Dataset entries

┄┄┄┄┄┄┄┄┄┄┄┄┄┄┄┄┄┄┄┄

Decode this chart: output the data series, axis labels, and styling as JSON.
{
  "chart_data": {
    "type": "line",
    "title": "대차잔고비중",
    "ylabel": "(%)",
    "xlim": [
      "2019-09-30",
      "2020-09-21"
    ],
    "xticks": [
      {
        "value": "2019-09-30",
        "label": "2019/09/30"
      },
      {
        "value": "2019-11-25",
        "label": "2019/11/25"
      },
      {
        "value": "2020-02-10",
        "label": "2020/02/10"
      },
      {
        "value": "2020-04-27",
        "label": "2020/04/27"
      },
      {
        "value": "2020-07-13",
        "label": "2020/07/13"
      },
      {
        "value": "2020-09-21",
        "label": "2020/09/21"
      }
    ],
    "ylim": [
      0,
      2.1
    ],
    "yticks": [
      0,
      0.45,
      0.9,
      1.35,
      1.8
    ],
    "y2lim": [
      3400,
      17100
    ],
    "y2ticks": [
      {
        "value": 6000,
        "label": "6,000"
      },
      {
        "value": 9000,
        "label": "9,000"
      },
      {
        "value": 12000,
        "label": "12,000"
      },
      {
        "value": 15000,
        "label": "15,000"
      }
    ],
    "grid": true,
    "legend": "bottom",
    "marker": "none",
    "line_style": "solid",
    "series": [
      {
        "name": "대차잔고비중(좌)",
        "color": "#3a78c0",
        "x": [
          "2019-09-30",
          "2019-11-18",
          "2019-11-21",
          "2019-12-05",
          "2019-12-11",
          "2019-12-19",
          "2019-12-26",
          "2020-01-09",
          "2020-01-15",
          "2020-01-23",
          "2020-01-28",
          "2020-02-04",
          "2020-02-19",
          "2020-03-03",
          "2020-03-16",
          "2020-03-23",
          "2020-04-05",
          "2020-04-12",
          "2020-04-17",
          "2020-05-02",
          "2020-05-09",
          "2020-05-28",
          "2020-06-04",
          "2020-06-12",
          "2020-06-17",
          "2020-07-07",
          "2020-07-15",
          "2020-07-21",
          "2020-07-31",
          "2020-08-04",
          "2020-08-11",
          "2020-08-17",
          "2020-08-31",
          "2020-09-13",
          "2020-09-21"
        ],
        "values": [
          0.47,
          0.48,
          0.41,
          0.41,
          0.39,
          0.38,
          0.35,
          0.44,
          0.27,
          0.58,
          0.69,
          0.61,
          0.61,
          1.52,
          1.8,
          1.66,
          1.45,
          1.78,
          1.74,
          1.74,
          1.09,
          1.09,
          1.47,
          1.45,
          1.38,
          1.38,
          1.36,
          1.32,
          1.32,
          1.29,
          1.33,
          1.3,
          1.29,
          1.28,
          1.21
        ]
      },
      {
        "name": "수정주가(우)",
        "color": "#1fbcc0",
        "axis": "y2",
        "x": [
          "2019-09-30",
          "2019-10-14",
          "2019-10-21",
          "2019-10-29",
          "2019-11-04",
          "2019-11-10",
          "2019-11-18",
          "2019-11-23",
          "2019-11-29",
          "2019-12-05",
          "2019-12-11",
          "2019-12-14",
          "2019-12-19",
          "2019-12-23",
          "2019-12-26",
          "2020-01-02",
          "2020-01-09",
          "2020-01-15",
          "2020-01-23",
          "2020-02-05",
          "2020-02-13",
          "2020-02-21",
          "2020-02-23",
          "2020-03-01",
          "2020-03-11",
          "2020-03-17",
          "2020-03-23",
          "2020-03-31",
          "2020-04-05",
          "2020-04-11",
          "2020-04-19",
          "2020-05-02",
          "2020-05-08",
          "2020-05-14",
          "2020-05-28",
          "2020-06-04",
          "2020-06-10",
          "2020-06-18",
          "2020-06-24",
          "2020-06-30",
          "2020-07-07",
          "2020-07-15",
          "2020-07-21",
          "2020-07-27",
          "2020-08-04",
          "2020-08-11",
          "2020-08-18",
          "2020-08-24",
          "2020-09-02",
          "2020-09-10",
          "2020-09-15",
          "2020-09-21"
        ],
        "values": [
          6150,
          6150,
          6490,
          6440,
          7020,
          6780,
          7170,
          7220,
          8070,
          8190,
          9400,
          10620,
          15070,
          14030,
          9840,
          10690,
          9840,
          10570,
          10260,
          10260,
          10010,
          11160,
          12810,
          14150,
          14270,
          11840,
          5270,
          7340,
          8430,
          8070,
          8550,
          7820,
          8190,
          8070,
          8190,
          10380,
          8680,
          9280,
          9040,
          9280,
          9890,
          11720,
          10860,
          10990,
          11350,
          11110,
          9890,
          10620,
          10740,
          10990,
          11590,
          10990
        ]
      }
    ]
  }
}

┄┄┄┄┄┄┄┄┄┄┄┄┄┄┄┄┄┄┄┄

STATED PROBLEM
Your task is to repeat the data exactly, with nothing left out.

RIGHT ANSWER
Decode this chart: output the data series, axis labels, and styling as JSON.
{
  "chart_data": {
    "type": "line",
    "title": "대차잔고비중",
    "ylabel": "(%)",
    "xlim": [
      "2019-09-30",
      "2020-09-21"
    ],
    "xticks": [
      {
        "value": "2019-09-30",
        "label": "2019/09/30"
      },
      {
        "value": "2019-11-25",
        "label": "2019/11/25"
      },
      {
        "value": "2020-02-10",
        "label": "2020/02/10"
      },
      {
        "value": "2020-04-27",
        "label": "2020/04/27"
      },
      {
        "value": "2020-07-13",
        "label": "2020/07/13"
      },
      {
        "value": "2020-09-21",
        "label": "2020/09/21"
      }
    ],
    "ylim": [
      0,
      2.1
    ],
    "yticks": [
      0,
      0.45,
      0.9,
      1.35,
      1.8
    ],
    "y2lim": [
      3400,
      17100
    ],
    "y2ticks": [
      {
        "value": 6000,
        "label": "6,000"
      },
      {
        "value": 9000,
        "label": "9,000"
      },
      {
        "value": 12000,
        "label": "12,000"
      },
      {
        "value": 15000,
        "label": "15,000"
      }
    ],
    "grid": true,
    "legend": "bottom",
    "marker": "none",
    "line_style": "solid",
    "series": [
      {
        "name": "대차잔고비중(좌)",
        "color": "#3a78c0",
        "x": [
          "2019-09-30",
          "2019-11-18",
          "2019-11-21",
          "2019-12-05",
          "2019-12-11",
          "2019-12-19",
          "2019-12-26",
          "2020-01-09",
          "2020-01-15",
          "2020-01-23",
          "2020-01-28",
          "2020-02-04",
          "2020-02-19",
          "2020-03-03",
          "2020-03-16",
          "2020-03-23",
          "2020-04-05",
          "2020-04-12",
          "2020-04-17",
          "2020-05-02",
          "2020-05-09",
          "2020-05-28",
          "2020-06-04",
          "2020-06-12",
          "2020-06-17",
          "2020-07-07",
          "2020-07-15",
          "2020-07-21",
          "2020-07-31",
          "2020-08-04",
          "2020-08-11",
          "2020-08-17",
          "2020-08-31",
          "2020-09-13",
          "2020-09-21"
        ],
        "values": [
          0.47,
          0.48,
          0.41,
          0.41,
          0.39,
          0.38,
          0.35,
          0.44,
          0.27,
          0.58,
          0.69,
          0.61,
          0.61,
          1.52,
          1.8,
          1.66,
          1.45,
          1.78,
          1.74,
          1.74,
          1.09,
          1.09,
          1.47,
          1.45,
          1.38,
          1.38,
          1.36,
          1.32,
          1.32,
          1.29,
          1.33,
          1.3,
          1.29,
          1.28,
          1.21
        ]
      },
      {
        "name": "수정주가(우)",
        "color": "#1fbcc0",
        "axis": "y2",
        "x": [
          "2019-09-30",
          "2019-10-14",
          "2019-10-21",
          "2019-10-29",
          "2019-11-04",
          "2019-11-10",
          "2019-11-18",
          "2019-11-23",
          "2019-11-29",
          "2019-12-05",
          "2019-12-11",
          "2019-12-14",
          "2019-12-19",
          "2019-12-23",
          "2019-12-26",
          "2020-01-02",
          "2020-01-09",
          "2020-01-15",
          "2020-01-23",
          "2020-02-05",
          "2020-02-13",
          "2020-02-21",
          "2020-02-23",
          "2020-03-01",
          "2020-03-11",
          "2020-03-17",
          "2020-03-23",
          "2020-03-31",
          "2020-04-05",
          "2020-04-11",
          "2020-04-19",
          "2020-05-02",
          "2020-05-08",
          "2020-05-14",
          "2020-05-28",
          "2020-06-04",
          "2020-06-10",
          "2020-06-18",
          "2020-06-24",
          "2020-06-30",
          "2020-07-07",
          "2020-07-15",
          "2020-07-21",
          "2020-07-27",
          "2020-08-04",
          "2020-08-11",
          "2020-08-18",
          "2020-08-24",
          "2020-09-02",
          "2020-09-10",
          "2020-09-15",
          "2020-09-21"
        ],
        "values": [
          6150,
          6150,
          6490,
          6440,
          7020,
          6780,
          7170,
          7220,
          8070,
          8190,
          9400,
          10620,
          15070,
          14030,
          9840,
          10690,
          9840,
          10570,
          10260,
          10260,
          10010,
          11160,
          12810,
          14150,
          14270,
          11840,
          5270,
          7340,
          8430,
          8070,
          8550,
          7820,
          8190,
          8070,
          8190,
          10380,
          8680,
          9280,
          9040,
          9280,
          9890,
          11720,
          10860,
          10990,
          11350,
          11110,
          9890,
          10620,
          10740,
          10990,
          11590,
          10990
        ]
      }
    ]
  }
}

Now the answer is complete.